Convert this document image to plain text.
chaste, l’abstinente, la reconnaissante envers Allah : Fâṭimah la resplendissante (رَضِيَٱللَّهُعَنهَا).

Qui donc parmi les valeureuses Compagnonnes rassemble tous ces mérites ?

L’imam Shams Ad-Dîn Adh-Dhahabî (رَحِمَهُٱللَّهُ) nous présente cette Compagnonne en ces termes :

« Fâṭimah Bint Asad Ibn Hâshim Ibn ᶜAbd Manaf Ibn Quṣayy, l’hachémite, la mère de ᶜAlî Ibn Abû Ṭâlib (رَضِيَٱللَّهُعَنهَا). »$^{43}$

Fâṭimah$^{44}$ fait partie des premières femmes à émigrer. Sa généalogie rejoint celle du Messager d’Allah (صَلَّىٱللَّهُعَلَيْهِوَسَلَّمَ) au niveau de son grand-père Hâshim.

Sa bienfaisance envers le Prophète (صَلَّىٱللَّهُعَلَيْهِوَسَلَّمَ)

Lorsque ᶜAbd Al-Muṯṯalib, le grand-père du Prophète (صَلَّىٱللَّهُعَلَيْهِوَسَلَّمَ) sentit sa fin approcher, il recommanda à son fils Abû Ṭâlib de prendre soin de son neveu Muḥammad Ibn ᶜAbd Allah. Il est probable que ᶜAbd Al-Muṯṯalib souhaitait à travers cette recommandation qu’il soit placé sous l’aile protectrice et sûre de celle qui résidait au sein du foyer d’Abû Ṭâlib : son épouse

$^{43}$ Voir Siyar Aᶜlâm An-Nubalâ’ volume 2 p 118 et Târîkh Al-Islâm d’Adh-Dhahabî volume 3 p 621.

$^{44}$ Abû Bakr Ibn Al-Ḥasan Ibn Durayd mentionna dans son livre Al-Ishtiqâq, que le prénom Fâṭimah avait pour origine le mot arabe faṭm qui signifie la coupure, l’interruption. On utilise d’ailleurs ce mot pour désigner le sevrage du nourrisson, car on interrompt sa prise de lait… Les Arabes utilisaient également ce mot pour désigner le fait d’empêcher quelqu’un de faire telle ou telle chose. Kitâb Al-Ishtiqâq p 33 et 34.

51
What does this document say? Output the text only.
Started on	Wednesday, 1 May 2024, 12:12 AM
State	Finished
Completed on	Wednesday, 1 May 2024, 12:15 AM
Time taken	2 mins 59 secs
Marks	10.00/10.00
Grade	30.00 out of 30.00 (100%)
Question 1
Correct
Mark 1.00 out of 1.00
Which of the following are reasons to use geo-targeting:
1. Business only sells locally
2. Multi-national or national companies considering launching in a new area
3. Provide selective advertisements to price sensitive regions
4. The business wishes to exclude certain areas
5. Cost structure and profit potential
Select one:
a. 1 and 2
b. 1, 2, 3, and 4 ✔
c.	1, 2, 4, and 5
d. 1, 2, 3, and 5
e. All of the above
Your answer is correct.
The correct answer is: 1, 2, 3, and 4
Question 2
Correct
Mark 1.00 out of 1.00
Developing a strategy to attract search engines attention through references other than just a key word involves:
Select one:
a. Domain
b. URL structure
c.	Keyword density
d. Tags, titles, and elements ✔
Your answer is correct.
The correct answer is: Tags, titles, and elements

---

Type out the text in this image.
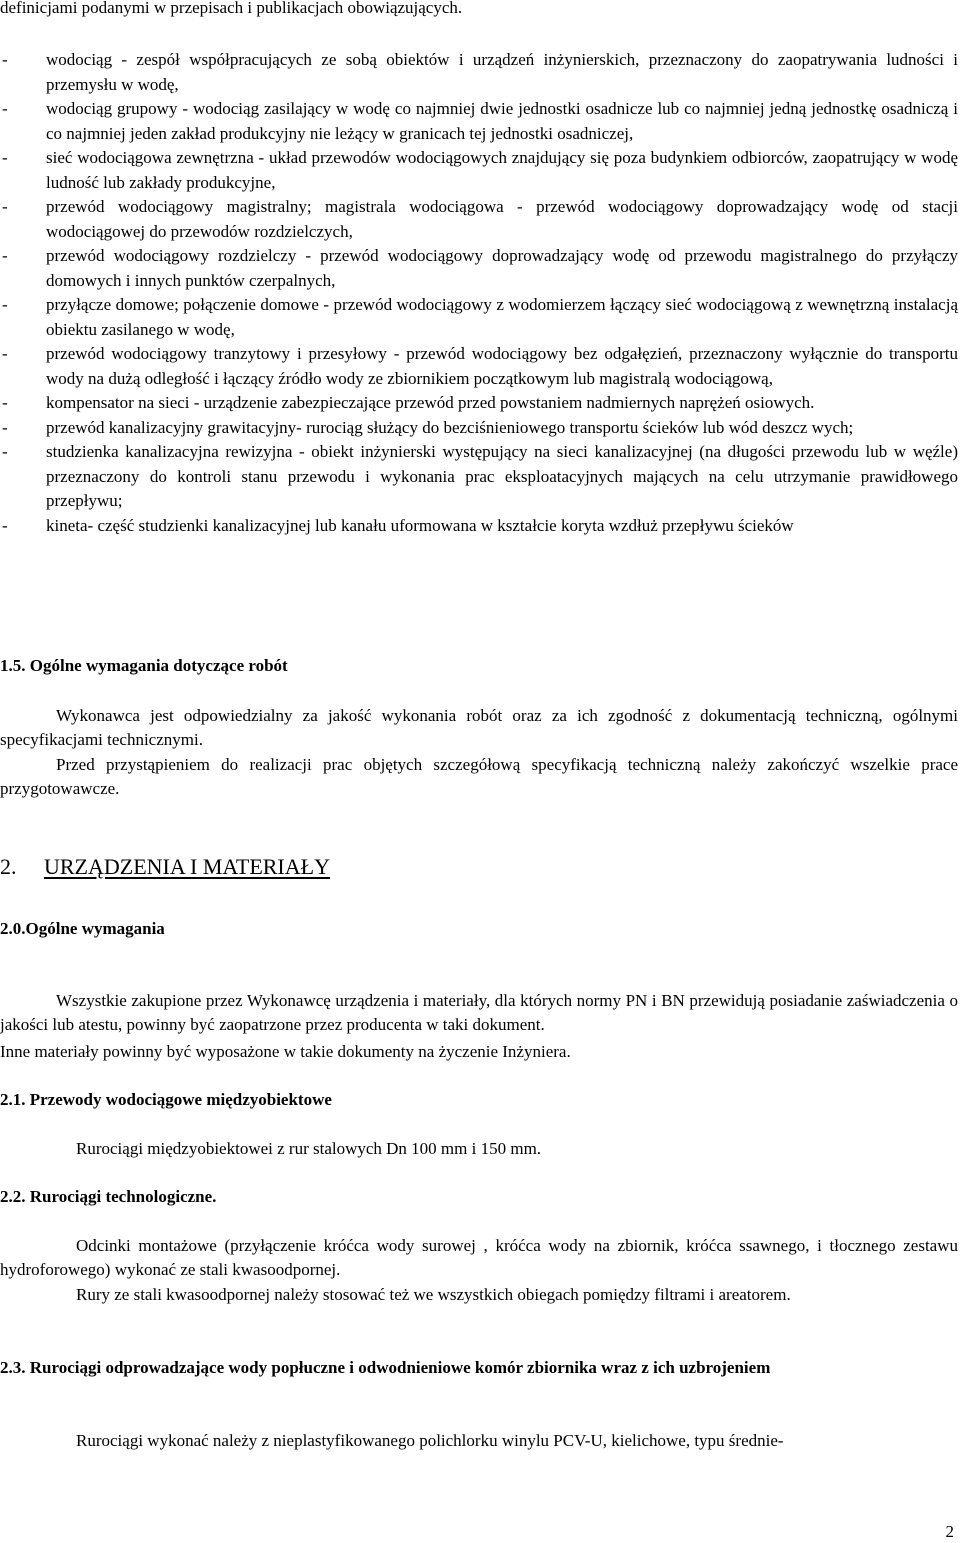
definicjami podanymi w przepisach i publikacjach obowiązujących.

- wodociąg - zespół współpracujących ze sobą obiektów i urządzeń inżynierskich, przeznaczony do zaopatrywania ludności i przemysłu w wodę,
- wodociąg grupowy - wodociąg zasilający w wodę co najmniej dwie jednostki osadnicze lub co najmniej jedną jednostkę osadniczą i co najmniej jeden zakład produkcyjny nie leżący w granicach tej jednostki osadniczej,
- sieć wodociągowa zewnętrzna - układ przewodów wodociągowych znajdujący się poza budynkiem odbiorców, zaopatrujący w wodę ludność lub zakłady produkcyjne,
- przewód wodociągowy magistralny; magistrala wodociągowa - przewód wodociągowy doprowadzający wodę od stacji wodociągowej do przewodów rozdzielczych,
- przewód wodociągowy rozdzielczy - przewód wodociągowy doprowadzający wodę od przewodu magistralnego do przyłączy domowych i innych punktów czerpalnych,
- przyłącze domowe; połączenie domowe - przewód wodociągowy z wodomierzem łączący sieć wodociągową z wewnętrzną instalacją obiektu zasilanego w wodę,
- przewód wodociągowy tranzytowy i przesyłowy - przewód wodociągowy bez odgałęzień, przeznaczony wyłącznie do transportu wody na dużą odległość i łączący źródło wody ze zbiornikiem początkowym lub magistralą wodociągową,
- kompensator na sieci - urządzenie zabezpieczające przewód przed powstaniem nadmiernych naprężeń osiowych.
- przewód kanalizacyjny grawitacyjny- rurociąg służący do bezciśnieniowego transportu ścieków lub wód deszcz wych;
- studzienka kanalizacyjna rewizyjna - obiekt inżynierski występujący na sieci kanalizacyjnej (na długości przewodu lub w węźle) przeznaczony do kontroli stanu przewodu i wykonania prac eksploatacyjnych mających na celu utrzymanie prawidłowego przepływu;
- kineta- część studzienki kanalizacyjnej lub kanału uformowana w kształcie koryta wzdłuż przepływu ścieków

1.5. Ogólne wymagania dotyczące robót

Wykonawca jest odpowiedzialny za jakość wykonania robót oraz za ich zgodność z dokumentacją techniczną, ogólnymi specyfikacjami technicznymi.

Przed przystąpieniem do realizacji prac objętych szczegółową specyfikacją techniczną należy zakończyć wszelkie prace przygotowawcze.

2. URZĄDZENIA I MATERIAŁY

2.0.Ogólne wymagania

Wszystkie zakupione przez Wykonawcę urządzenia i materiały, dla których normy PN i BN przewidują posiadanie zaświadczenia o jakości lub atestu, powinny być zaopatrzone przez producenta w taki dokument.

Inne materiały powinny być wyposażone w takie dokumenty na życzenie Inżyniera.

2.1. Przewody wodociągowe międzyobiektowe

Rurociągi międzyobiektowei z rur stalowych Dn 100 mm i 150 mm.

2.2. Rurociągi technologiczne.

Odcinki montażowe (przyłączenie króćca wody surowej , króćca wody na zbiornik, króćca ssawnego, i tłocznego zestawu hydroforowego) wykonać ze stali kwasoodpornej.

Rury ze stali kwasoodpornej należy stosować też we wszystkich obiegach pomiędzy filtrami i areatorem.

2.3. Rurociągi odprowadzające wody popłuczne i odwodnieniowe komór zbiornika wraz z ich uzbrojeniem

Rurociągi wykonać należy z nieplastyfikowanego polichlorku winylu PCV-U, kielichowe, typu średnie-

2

...

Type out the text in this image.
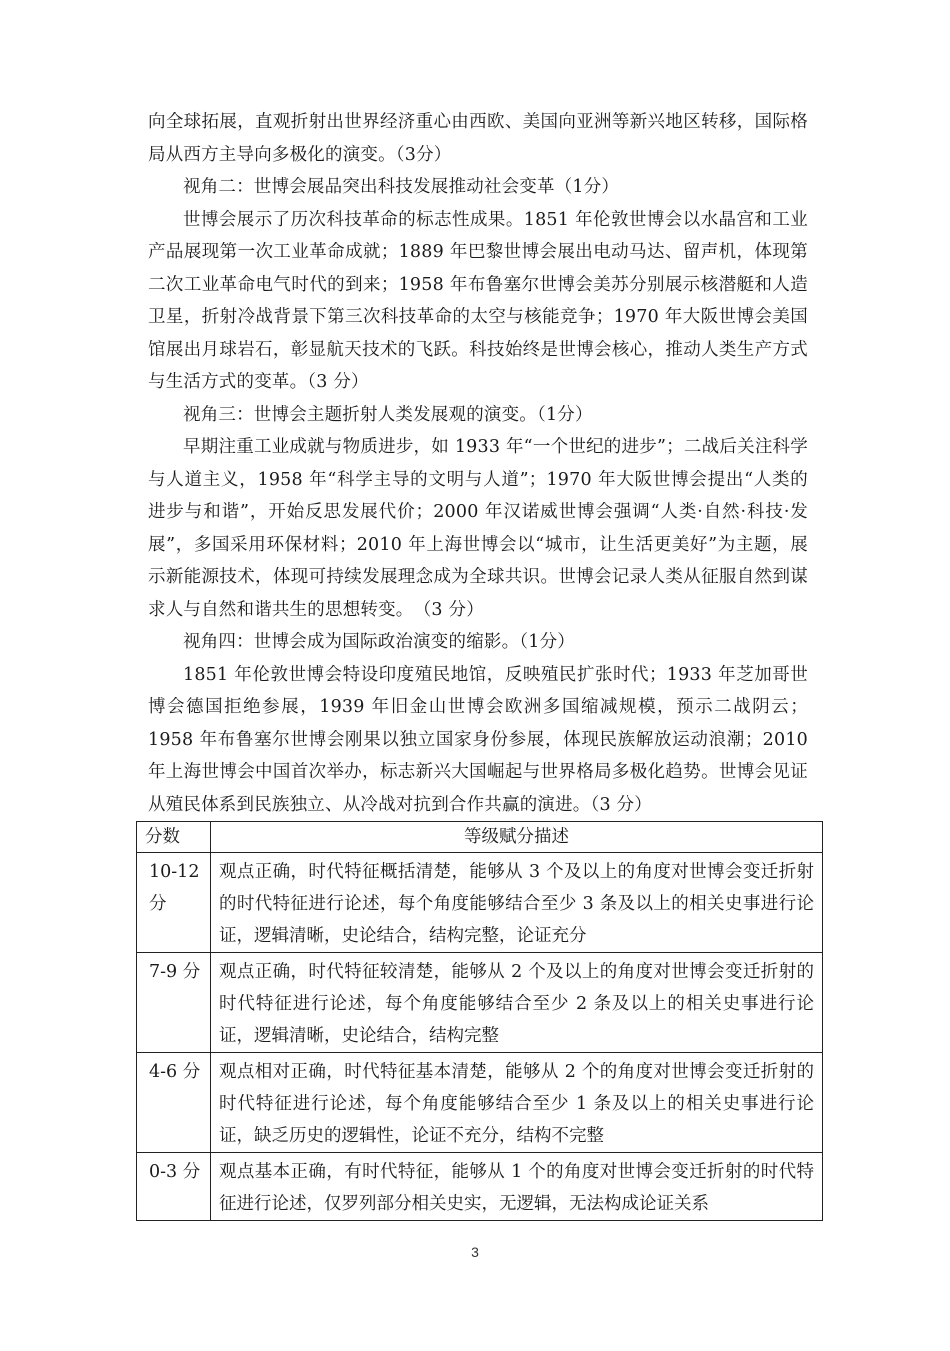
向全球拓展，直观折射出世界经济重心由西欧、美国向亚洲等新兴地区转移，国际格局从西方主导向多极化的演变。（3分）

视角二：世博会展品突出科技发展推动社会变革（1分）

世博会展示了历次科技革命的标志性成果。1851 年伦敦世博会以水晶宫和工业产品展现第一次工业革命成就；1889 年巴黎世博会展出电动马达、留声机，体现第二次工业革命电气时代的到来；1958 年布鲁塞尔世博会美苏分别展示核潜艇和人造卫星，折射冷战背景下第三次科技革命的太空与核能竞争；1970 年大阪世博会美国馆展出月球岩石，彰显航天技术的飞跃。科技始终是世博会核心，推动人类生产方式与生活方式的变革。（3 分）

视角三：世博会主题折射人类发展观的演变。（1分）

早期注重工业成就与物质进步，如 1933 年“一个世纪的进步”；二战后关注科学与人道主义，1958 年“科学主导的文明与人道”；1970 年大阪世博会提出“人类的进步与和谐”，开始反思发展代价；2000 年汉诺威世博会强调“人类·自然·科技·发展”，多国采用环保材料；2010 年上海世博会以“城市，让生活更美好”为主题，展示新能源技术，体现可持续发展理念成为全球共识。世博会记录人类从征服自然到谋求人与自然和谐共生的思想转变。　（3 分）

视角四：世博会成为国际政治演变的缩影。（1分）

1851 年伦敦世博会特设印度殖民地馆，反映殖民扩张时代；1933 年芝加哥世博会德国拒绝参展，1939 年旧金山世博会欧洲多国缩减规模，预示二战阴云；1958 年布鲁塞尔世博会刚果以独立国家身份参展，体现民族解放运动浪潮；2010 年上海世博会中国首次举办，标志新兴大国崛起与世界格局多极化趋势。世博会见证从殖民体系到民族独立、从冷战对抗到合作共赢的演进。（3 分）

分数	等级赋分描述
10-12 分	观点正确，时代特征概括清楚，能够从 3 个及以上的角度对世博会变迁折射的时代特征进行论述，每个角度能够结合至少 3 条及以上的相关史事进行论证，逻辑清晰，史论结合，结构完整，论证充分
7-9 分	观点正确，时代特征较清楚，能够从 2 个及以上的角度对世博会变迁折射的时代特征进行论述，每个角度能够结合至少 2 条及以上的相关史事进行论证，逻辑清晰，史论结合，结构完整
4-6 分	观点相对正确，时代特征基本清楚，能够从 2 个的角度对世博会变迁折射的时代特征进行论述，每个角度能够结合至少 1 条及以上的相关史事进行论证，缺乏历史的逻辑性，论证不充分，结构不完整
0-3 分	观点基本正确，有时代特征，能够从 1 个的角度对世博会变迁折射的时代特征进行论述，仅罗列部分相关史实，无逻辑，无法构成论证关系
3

§ **Given exercise**
Where a line of the data holds "cette", show that line.

§ **Answer to the task**
L’imam Shams Ad-Dîn Adh-Dhahabî (رَحِمَهُٱللَّهُ) nous présente cette Compagnonne en ces termes :
Lorsque ᶜAbd Al-Muṯṯalib, le grand-père du Prophète (صَلَّىٱللَّهُعَلَيْهِوَسَلَّمَ) sentit sa fin approcher, il recommanda à son fils Abû Ṭâlib de prendre soin de son neveu Muḥammad Ibn ᶜAbd Allah. Il est probable que ᶜAbd Al-Muṯṯalib souhaitait à travers cette recommandation qu’il soit placé sous l’aile protectrice et sûre de celle qui résidait au sein du foyer d’Abû Ṭâlib : son épouse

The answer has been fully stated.